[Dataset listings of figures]

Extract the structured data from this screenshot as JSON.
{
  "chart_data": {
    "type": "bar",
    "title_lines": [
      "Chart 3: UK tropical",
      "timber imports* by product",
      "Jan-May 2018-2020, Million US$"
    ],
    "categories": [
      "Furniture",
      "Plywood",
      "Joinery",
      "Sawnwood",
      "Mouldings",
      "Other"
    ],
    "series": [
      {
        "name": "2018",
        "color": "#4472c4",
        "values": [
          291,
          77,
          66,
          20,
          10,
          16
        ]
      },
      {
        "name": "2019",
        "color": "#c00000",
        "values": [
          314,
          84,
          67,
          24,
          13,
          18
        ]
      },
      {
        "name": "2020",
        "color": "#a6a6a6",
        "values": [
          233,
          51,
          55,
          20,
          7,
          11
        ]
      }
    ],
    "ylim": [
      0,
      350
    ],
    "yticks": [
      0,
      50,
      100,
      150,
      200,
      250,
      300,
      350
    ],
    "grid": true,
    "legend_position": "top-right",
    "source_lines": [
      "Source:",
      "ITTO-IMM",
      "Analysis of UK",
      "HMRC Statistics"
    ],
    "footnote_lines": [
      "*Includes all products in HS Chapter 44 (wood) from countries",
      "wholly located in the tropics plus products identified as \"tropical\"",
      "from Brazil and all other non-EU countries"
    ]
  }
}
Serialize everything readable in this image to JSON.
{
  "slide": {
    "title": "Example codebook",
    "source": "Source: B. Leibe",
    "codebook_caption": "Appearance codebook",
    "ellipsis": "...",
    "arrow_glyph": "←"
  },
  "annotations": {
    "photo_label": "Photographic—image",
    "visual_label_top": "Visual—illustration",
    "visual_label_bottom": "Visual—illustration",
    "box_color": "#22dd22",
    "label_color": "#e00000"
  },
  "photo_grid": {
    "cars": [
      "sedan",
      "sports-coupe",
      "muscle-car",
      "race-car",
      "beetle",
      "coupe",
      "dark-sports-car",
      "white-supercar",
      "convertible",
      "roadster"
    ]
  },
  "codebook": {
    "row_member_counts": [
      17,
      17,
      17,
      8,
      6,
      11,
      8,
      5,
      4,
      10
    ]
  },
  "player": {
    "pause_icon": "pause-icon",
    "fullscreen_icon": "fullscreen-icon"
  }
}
* * *
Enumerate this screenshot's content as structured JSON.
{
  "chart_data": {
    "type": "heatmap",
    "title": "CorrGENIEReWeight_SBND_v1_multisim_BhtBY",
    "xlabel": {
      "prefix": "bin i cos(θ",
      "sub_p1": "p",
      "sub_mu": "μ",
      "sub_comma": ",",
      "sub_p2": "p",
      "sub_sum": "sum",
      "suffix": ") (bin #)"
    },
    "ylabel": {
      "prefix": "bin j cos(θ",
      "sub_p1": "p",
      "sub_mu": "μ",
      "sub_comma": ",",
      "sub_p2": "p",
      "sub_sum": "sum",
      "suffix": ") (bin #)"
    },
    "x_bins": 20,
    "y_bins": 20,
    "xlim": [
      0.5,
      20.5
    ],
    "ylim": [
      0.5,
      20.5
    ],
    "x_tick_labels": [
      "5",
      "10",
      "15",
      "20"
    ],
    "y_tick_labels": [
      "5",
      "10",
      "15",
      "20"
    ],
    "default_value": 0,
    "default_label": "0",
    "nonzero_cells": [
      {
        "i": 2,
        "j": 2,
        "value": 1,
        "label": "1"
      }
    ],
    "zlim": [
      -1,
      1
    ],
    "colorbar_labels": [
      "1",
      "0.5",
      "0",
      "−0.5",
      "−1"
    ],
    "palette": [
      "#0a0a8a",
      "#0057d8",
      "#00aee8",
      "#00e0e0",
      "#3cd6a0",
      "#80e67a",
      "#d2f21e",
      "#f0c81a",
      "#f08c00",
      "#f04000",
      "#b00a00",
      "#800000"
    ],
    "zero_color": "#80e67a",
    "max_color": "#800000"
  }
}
---
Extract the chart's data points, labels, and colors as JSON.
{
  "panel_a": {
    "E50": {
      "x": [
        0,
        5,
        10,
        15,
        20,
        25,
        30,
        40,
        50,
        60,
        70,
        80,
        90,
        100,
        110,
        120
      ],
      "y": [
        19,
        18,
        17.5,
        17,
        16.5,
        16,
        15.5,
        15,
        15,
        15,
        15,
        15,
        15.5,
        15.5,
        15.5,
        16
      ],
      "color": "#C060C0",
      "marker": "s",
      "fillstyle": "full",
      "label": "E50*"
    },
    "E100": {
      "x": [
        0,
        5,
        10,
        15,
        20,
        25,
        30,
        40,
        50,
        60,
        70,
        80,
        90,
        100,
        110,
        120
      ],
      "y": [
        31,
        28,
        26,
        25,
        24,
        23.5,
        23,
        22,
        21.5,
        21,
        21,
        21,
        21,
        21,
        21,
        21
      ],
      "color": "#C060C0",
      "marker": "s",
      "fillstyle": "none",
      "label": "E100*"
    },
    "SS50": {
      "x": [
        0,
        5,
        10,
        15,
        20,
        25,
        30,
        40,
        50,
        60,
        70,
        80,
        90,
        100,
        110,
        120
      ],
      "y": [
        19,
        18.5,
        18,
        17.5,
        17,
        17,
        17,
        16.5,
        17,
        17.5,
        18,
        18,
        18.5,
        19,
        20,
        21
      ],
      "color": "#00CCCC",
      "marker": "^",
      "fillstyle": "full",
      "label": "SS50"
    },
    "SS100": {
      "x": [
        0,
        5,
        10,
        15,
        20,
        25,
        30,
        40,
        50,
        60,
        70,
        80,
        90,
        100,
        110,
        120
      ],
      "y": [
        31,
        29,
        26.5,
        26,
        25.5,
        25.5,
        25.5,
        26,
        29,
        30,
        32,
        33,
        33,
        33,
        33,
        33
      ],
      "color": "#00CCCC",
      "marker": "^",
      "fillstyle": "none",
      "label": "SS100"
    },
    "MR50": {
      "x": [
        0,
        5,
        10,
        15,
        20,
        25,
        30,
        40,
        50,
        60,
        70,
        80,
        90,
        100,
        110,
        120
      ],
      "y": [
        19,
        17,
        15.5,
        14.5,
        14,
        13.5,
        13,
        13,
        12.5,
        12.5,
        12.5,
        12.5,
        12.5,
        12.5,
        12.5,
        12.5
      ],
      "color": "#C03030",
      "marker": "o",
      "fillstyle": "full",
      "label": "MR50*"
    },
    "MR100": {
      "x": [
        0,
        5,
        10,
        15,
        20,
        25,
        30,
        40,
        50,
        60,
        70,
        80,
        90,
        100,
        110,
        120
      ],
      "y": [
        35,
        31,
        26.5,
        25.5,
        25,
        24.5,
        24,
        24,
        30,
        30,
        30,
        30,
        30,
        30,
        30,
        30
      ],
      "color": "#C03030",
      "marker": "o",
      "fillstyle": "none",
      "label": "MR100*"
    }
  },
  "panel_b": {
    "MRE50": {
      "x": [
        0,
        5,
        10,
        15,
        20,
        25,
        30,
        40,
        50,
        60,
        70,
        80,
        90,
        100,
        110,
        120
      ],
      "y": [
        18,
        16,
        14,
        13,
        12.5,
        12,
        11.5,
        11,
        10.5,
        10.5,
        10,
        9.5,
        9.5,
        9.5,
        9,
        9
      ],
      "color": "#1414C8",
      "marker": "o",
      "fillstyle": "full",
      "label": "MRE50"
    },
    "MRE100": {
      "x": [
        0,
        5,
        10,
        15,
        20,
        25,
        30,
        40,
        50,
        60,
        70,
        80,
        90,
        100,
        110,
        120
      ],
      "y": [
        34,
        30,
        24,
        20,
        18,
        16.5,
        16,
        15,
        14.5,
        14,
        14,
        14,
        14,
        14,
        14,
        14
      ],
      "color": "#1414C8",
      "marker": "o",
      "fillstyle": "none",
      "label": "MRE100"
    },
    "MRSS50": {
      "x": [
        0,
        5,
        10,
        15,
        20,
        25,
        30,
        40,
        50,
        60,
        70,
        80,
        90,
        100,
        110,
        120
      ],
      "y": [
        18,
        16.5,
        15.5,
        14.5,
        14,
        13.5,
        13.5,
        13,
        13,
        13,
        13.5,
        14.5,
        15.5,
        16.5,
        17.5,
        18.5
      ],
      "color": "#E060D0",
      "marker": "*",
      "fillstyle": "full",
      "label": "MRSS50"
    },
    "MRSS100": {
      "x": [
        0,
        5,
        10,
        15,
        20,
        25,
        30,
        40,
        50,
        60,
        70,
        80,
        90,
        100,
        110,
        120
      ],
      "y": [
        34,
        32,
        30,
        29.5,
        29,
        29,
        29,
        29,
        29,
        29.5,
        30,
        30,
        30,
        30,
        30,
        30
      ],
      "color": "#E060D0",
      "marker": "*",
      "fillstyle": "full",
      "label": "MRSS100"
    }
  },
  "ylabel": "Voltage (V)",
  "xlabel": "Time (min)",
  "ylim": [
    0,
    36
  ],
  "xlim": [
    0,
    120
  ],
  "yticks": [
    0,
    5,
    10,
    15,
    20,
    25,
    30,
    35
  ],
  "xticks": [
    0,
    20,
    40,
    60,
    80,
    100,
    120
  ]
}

**Aim of the exercise:** All lines of the data above that include the word "tropical" must be shown.

**Solution for this exercise:**
      "Chart 3: UK tropical",
      "wholly located in the tropics plus products identified as \"tropical\"",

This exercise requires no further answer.